*Problem to solve*: Read the listing below and copy out every line that holds "icon".
+++ Given entries +++
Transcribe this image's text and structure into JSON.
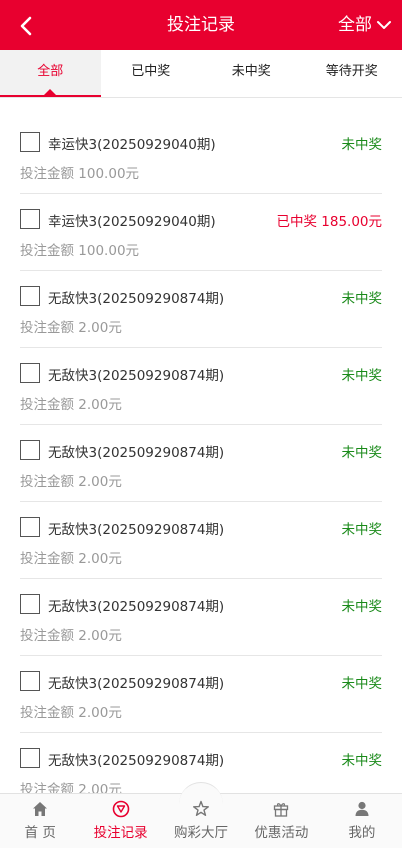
{
  "header": {
    "title": "投注记录",
    "filter_label": "全部"
  },
  "tabs": [
    {
      "label": "全部",
      "active": true
    },
    {
      "label": "已中奖",
      "active": false
    },
    {
      "label": "未中奖",
      "active": false
    },
    {
      "label": "等待开奖",
      "active": false
    }
  ],
  "records": [
    {
      "name": "幸运快3(20250929040期)",
      "status": "未中奖",
      "status_type": "lose",
      "amount": "投注金额 100.00元"
    },
    {
      "name": "幸运快3(20250929040期)",
      "status": "已中奖 185.00元",
      "status_type": "win",
      "amount": "投注金额 100.00元"
    },
    {
      "name": "无敌快3(202509290874期)",
      "status": "未中奖",
      "status_type": "lose",
      "amount": "投注金额 2.00元"
    },
    {
      "name": "无敌快3(202509290874期)",
      "status": "未中奖",
      "status_type": "lose",
      "amount": "投注金额 2.00元"
    },
    {
      "name": "无敌快3(202509290874期)",
      "status": "未中奖",
      "status_type": "lose",
      "amount": "投注金额 2.00元"
    },
    {
      "name": "无敌快3(202509290874期)",
      "status": "未中奖",
      "status_type": "lose",
      "amount": "投注金额 2.00元"
    },
    {
      "name": "无敌快3(202509290874期)",
      "status": "未中奖",
      "status_type": "lose",
      "amount": "投注金额 2.00元"
    },
    {
      "name": "无敌快3(202509290874期)",
      "status": "未中奖",
      "status_type": "lose",
      "amount": "投注金额 2.00元"
    },
    {
      "name": "无敌快3(202509290874期)",
      "status": "未中奖",
      "status_type": "lose",
      "amount": "投注金额 2.00元"
    }
  ],
  "tabbar": [
    {
      "label": "首 页",
      "icon": "home-icon",
      "active": false
    },
    {
      "label": "投注记录",
      "icon": "bet-record-icon",
      "active": true
    },
    {
      "label": "购彩大厅",
      "icon": "lottery-hall-icon",
      "active": false
    },
    {
      "label": "优惠活动",
      "icon": "gift-icon",
      "active": false
    },
    {
      "label": "我的",
      "icon": "user-icon",
      "active": false
    }
  ],
  "colors": {
    "brand": "#e8002f",
    "win": "#e8002f",
    "lose": "#1a8a1a"
  }
}
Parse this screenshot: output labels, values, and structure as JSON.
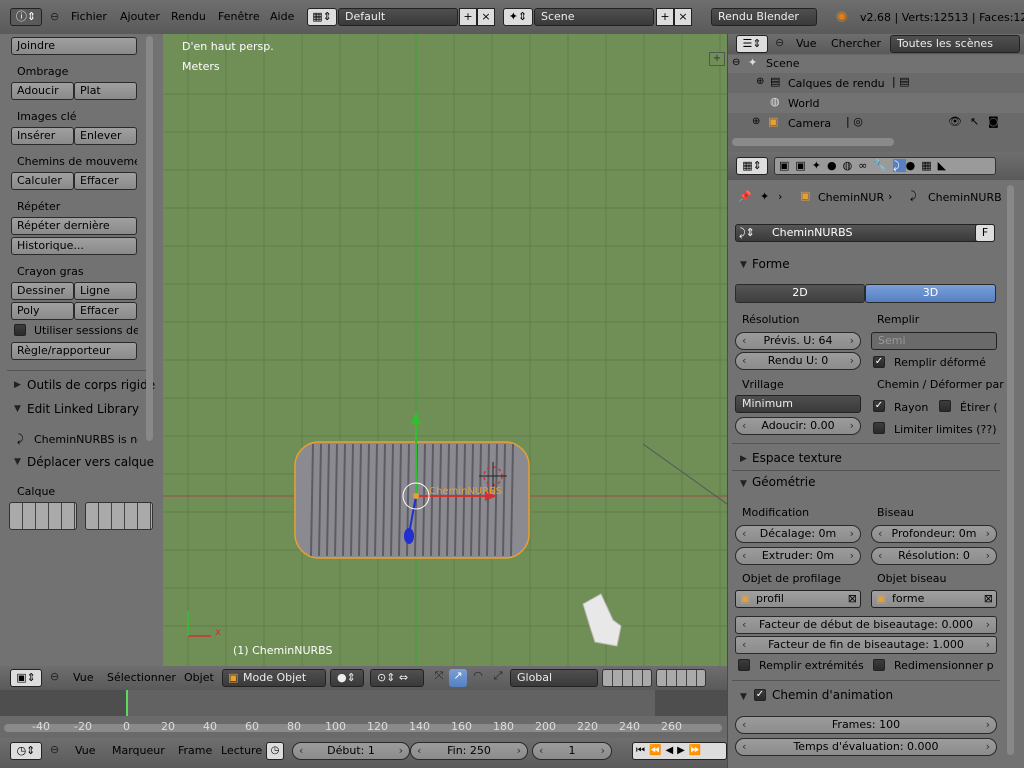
+++
*Problem solution*:
      "icon": "home-icon",
      "icon": "bet-record-icon",
      "icon": "lottery-hall-icon",
      "icon": "gift-icon",
      "icon": "user-icon",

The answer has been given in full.